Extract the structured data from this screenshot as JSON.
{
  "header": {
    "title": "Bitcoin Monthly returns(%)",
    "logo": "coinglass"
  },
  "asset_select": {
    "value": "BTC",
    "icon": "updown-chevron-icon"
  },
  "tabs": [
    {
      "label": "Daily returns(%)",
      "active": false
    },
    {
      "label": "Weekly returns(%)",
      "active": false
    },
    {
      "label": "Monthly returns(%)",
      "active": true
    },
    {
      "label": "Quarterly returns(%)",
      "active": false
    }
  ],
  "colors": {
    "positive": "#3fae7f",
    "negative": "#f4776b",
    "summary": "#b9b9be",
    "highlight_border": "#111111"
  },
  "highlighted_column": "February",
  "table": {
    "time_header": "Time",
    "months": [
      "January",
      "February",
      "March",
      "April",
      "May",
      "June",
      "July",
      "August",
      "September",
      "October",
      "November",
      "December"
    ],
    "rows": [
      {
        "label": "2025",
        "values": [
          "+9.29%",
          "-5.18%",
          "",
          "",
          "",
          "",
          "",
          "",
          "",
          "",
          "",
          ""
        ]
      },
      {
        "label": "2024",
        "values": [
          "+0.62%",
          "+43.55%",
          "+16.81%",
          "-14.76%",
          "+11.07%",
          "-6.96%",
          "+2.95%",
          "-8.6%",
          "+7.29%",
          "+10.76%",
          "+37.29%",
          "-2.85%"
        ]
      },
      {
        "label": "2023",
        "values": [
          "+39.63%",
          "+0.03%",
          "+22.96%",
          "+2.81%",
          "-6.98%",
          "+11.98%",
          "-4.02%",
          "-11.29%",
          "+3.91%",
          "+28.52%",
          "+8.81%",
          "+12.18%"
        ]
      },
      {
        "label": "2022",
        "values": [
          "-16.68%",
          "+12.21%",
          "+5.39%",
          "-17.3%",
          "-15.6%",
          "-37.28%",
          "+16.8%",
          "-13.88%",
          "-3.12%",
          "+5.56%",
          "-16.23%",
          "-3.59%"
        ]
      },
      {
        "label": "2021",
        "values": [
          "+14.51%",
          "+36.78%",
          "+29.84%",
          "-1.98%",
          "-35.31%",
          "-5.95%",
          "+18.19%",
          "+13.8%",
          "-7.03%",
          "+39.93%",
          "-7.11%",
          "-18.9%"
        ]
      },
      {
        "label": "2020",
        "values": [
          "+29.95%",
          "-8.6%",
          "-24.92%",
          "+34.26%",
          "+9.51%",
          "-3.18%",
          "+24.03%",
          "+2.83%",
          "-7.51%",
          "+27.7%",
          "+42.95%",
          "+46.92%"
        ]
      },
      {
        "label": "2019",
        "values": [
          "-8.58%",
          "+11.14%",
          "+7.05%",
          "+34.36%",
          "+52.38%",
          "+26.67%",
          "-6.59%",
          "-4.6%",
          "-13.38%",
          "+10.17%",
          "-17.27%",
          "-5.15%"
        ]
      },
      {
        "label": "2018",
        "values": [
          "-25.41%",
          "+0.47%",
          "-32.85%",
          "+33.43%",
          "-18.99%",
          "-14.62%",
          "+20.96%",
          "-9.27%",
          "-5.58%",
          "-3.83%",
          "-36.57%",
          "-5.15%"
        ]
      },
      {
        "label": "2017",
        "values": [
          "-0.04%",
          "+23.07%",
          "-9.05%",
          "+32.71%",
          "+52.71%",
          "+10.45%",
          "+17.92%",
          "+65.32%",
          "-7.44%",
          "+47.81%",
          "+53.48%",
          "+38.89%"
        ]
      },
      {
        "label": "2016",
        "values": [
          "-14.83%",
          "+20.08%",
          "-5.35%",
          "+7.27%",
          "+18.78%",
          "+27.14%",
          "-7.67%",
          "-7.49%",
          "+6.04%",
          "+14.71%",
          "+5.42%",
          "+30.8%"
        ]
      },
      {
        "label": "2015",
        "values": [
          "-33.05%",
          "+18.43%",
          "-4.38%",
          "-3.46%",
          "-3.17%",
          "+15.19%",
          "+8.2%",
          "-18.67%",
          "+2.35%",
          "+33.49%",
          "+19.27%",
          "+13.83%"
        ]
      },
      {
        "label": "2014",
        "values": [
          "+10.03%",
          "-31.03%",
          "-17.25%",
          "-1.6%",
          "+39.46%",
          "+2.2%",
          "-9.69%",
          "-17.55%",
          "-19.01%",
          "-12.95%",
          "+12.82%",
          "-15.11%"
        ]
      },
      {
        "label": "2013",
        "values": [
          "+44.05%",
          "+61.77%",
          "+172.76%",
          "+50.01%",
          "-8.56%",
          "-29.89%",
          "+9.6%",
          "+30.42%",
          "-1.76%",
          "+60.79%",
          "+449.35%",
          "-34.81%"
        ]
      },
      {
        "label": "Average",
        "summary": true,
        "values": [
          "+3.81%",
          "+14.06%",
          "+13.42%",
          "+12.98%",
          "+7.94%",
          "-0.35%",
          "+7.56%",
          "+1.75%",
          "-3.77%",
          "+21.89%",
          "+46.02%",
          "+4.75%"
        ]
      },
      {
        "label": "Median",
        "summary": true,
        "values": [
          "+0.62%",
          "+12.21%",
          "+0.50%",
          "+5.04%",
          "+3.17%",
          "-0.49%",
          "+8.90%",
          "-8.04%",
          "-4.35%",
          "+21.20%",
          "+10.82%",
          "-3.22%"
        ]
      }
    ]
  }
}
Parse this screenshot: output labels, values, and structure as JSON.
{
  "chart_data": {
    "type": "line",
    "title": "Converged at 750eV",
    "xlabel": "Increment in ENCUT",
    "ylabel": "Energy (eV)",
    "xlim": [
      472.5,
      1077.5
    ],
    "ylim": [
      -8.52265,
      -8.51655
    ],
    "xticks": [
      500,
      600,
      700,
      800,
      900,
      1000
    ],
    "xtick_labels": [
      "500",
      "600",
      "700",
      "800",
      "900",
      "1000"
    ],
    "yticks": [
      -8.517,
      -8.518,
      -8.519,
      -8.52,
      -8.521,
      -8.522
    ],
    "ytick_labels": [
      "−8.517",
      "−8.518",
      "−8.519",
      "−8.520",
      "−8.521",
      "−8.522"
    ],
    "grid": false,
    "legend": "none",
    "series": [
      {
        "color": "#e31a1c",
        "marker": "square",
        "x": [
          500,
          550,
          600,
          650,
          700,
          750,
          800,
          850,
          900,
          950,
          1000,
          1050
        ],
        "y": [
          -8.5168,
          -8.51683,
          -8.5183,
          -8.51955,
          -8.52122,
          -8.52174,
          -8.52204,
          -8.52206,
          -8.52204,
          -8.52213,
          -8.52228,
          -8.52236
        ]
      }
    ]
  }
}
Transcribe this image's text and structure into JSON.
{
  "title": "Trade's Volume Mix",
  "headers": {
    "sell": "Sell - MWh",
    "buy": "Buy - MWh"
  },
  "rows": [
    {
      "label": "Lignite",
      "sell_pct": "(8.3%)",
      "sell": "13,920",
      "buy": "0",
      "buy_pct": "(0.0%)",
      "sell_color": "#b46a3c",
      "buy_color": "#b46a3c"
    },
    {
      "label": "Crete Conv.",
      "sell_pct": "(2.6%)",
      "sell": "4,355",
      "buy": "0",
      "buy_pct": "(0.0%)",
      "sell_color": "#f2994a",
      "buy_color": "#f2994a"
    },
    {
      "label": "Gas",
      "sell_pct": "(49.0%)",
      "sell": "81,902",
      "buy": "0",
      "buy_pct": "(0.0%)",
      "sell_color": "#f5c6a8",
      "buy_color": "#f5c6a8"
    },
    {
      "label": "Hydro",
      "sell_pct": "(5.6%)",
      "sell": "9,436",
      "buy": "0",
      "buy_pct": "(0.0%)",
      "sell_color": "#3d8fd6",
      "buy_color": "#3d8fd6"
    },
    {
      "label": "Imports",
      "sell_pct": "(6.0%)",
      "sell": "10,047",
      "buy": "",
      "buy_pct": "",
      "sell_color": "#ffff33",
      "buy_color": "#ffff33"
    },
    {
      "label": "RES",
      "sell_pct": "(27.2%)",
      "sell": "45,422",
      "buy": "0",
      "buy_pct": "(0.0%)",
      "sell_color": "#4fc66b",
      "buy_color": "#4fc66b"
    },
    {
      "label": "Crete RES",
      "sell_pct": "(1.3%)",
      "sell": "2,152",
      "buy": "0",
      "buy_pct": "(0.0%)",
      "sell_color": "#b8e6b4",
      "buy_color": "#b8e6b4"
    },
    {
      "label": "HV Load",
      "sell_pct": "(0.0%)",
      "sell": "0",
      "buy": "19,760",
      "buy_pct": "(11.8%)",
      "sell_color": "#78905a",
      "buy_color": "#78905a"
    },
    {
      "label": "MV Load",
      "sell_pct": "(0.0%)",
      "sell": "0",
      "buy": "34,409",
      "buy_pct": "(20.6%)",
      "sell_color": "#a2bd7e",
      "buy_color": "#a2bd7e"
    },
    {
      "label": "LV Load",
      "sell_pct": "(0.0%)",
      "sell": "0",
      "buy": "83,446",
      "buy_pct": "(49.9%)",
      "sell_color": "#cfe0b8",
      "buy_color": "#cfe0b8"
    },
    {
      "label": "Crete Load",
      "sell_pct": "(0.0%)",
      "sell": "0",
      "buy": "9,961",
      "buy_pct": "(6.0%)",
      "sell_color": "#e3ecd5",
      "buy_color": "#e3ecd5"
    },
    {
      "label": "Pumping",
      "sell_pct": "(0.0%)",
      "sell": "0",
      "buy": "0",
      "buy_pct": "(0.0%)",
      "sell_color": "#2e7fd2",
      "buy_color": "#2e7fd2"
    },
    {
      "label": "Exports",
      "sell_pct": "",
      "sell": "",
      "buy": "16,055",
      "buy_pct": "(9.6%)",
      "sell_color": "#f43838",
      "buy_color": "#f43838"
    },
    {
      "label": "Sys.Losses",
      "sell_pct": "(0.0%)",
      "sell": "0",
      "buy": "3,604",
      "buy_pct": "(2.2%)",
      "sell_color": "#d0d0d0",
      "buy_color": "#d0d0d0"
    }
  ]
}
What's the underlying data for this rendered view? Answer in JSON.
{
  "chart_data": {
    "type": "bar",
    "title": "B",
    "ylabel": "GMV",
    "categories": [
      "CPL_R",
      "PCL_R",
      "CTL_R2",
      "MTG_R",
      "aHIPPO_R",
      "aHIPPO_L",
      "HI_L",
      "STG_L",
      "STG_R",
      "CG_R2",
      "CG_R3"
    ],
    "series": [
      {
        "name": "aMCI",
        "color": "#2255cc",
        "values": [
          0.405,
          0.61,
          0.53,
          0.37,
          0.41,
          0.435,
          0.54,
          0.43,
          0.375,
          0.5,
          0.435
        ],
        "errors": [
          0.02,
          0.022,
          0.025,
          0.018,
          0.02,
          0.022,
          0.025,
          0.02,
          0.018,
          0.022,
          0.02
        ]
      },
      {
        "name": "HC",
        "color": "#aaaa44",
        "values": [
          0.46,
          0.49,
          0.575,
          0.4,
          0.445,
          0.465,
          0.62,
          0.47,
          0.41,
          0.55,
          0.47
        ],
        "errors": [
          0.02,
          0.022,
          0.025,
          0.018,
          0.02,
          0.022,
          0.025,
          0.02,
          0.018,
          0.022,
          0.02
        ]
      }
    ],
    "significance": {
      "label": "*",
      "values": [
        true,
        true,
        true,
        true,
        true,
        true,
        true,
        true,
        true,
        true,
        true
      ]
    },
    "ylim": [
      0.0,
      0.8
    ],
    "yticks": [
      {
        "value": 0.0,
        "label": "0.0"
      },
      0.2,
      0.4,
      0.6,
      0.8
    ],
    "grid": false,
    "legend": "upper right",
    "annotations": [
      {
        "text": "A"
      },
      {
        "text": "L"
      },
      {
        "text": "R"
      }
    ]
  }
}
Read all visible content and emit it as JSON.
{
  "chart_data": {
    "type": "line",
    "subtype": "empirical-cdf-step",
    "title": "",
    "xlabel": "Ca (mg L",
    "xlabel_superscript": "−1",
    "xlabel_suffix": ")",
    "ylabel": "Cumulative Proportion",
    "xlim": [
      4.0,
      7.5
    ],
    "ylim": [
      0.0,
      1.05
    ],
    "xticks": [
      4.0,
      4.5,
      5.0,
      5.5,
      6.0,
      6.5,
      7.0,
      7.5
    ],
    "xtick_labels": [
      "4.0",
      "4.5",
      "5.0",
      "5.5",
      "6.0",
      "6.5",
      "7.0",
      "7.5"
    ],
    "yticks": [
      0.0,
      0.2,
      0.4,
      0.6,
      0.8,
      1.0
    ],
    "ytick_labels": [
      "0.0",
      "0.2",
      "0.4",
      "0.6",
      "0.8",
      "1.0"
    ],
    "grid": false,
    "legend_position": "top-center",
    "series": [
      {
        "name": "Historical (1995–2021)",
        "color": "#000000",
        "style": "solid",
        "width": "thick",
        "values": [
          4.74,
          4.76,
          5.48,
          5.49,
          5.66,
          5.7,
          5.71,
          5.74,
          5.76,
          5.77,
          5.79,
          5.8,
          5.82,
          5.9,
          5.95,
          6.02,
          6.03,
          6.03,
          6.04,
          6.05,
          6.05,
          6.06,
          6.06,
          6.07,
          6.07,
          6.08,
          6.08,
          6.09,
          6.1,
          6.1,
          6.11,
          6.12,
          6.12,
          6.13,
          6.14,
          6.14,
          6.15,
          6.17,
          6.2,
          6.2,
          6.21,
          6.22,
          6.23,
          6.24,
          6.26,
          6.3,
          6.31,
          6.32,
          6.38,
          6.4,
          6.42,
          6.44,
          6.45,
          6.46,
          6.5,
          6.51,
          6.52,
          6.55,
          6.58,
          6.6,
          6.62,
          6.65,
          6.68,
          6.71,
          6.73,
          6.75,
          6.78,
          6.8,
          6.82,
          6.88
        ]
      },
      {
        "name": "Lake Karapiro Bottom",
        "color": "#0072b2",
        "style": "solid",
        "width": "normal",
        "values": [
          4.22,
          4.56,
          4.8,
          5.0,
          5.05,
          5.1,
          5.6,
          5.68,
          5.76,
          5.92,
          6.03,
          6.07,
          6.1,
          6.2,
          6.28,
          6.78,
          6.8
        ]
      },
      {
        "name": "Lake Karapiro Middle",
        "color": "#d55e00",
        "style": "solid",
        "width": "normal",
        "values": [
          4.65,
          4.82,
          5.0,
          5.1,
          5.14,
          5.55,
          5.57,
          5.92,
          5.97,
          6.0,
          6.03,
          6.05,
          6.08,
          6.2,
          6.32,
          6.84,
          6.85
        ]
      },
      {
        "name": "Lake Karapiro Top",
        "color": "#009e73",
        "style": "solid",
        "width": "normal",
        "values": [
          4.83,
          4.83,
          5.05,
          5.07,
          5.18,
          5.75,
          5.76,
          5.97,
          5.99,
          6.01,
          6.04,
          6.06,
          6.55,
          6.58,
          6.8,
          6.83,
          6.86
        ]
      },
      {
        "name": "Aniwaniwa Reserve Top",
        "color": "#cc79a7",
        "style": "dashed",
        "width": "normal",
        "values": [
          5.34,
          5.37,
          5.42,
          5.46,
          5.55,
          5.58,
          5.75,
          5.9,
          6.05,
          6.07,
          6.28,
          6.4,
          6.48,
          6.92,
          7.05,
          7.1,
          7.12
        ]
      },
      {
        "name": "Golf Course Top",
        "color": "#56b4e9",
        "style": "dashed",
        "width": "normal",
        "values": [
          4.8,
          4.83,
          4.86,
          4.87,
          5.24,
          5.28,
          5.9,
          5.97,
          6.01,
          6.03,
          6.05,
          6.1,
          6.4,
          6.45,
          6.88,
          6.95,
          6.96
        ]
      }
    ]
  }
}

> **STATED GOAL**: Work through the data and report how many of its lines hold the word "returns", giving only the figure.

> **RESULT OF THE TASK**: 5